*WORK TO COMPLETE:*
In the records below, find each line with the word "marker" and copy it.

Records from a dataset
....
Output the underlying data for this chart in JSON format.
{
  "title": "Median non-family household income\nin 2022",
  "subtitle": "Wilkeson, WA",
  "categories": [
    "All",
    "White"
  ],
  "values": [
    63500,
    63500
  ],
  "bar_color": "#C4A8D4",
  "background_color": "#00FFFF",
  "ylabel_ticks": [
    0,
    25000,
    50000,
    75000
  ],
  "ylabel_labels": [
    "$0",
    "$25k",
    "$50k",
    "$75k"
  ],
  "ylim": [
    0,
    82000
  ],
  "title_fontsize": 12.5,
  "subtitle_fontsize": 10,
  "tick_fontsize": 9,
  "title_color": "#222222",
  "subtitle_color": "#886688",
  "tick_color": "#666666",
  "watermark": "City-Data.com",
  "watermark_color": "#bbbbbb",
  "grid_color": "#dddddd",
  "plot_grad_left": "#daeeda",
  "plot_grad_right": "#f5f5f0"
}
....
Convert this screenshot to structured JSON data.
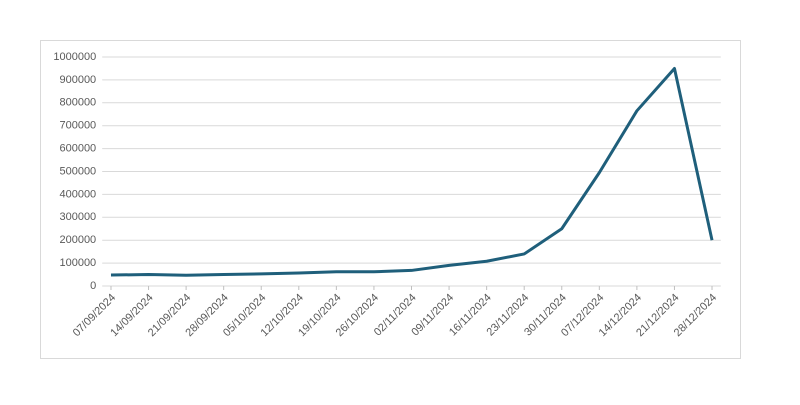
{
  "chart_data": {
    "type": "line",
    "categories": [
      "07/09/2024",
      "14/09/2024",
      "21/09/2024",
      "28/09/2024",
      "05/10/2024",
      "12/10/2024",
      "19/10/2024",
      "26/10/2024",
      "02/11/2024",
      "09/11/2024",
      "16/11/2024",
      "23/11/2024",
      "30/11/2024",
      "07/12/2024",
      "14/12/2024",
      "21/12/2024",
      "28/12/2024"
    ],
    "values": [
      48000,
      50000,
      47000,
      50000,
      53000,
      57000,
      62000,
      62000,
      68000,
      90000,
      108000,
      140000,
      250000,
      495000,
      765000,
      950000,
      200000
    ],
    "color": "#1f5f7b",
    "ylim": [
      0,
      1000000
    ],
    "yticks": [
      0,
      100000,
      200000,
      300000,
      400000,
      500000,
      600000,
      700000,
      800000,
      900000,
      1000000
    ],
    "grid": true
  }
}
....
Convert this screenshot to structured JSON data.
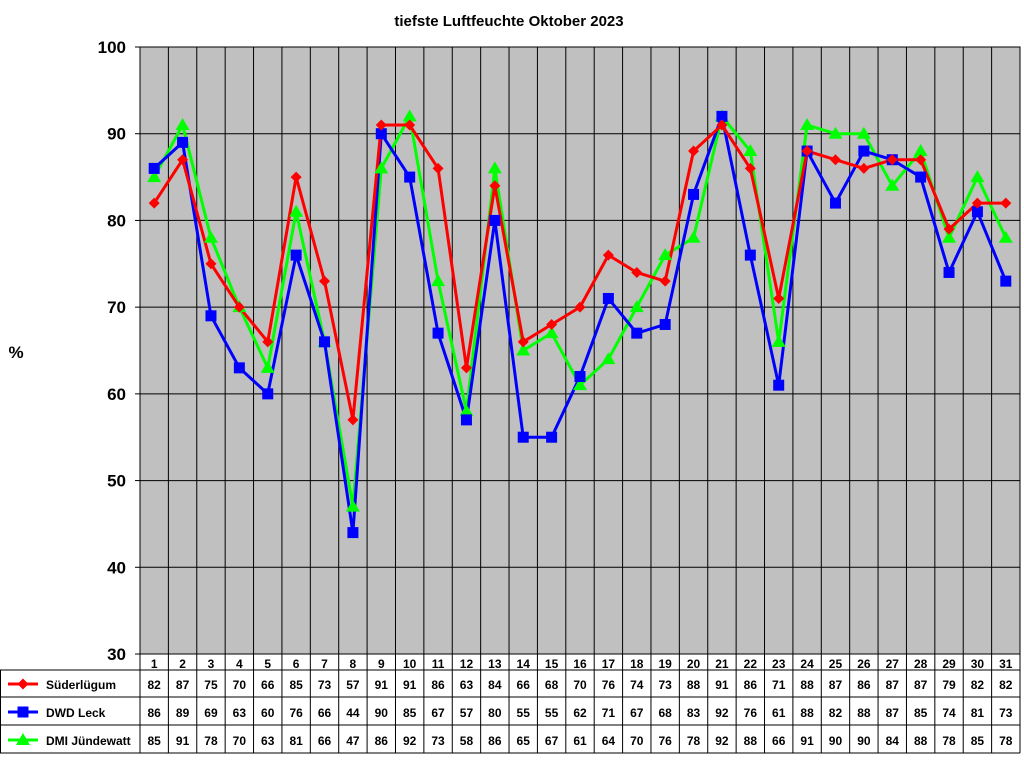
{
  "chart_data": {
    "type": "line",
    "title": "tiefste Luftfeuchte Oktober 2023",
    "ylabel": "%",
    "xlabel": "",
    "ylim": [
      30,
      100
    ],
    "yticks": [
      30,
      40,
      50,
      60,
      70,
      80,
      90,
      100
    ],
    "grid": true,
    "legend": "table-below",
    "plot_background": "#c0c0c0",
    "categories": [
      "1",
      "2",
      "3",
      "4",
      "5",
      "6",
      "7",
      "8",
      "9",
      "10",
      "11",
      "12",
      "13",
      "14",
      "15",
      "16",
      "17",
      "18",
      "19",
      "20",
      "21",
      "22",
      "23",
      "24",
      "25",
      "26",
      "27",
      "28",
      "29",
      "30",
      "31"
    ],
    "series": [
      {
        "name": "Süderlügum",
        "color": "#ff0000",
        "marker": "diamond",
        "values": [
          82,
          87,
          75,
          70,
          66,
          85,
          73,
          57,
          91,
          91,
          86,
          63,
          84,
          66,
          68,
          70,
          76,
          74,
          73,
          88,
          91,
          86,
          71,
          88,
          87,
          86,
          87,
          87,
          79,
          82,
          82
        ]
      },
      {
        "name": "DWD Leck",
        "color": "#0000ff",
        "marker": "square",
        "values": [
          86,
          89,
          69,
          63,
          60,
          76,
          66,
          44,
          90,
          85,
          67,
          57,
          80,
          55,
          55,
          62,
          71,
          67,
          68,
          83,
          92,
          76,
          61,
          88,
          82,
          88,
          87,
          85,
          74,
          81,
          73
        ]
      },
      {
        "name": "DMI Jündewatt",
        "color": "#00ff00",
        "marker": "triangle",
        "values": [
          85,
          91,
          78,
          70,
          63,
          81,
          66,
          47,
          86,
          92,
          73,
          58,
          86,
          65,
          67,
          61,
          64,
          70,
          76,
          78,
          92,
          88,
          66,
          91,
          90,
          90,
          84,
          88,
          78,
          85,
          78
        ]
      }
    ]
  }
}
....
*RESPONSE TO THIS EXERCISE:*
        "marker": "diamond",
        "marker": "square",
        "marker": "triangle",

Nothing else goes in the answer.